GOAL :: Repeat the listing with "Frecuencia" replaced by "Frequency" and nothing else changed.

LISTED ENTRIES ::
§
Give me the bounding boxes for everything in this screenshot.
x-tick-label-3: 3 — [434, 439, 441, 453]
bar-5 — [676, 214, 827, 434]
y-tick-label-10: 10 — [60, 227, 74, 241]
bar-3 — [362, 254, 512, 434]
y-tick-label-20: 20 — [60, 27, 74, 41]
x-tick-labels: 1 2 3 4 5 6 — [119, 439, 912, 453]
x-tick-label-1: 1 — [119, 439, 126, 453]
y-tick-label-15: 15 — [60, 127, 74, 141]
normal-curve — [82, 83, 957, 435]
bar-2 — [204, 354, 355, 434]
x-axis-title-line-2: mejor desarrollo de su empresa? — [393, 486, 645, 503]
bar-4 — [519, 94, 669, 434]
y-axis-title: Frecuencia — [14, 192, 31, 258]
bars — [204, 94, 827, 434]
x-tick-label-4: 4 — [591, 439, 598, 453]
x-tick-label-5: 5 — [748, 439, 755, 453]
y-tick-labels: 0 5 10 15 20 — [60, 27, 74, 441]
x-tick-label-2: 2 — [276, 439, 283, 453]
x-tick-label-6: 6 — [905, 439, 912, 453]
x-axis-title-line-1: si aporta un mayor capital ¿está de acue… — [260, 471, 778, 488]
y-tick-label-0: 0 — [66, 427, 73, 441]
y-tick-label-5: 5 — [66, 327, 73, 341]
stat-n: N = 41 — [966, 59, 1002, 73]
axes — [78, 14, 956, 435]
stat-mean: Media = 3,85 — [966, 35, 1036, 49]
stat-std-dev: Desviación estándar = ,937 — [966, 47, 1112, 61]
§
RESPONSE TO THE TASK ::
Give me the bounding boxes for everything in this screenshot.
x-tick-label-3: 3 — [434, 439, 441, 453]
bar-5 — [676, 214, 827, 434]
y-tick-label-10: 10 — [60, 227, 74, 241]
bar-3 — [362, 254, 512, 434]
y-tick-label-20: 20 — [60, 27, 74, 41]
x-tick-labels: 1 2 3 4 5 6 — [119, 439, 912, 453]
x-tick-label-1: 1 — [119, 439, 126, 453]
y-tick-label-15: 15 — [60, 127, 74, 141]
normal-curve — [82, 83, 957, 435]
bar-2 — [204, 354, 355, 434]
x-axis-title-line-2: mejor desarrollo de su empresa? — [393, 486, 645, 503]
bar-4 — [519, 94, 669, 434]
y-axis-title: Frequency — [14, 192, 31, 258]
bars — [204, 94, 827, 434]
x-tick-label-4: 4 — [591, 439, 598, 453]
x-tick-label-5: 5 — [748, 439, 755, 453]
y-tick-labels: 0 5 10 15 20 — [60, 27, 74, 441]
x-tick-label-2: 2 — [276, 439, 283, 453]
x-tick-label-6: 6 — [905, 439, 912, 453]
x-axis-title-line-1: si aporta un mayor capital ¿está de acue… — [260, 471, 778, 488]
y-tick-label-0: 0 — [66, 427, 73, 441]
y-tick-label-5: 5 — [66, 327, 73, 341]
stat-n: N = 41 — [966, 59, 1002, 73]
axes — [78, 14, 956, 435]
stat-mean: Media = 3,85 — [966, 35, 1036, 49]
stat-std-dev: Desviación estándar = ,937 — [966, 47, 1112, 61]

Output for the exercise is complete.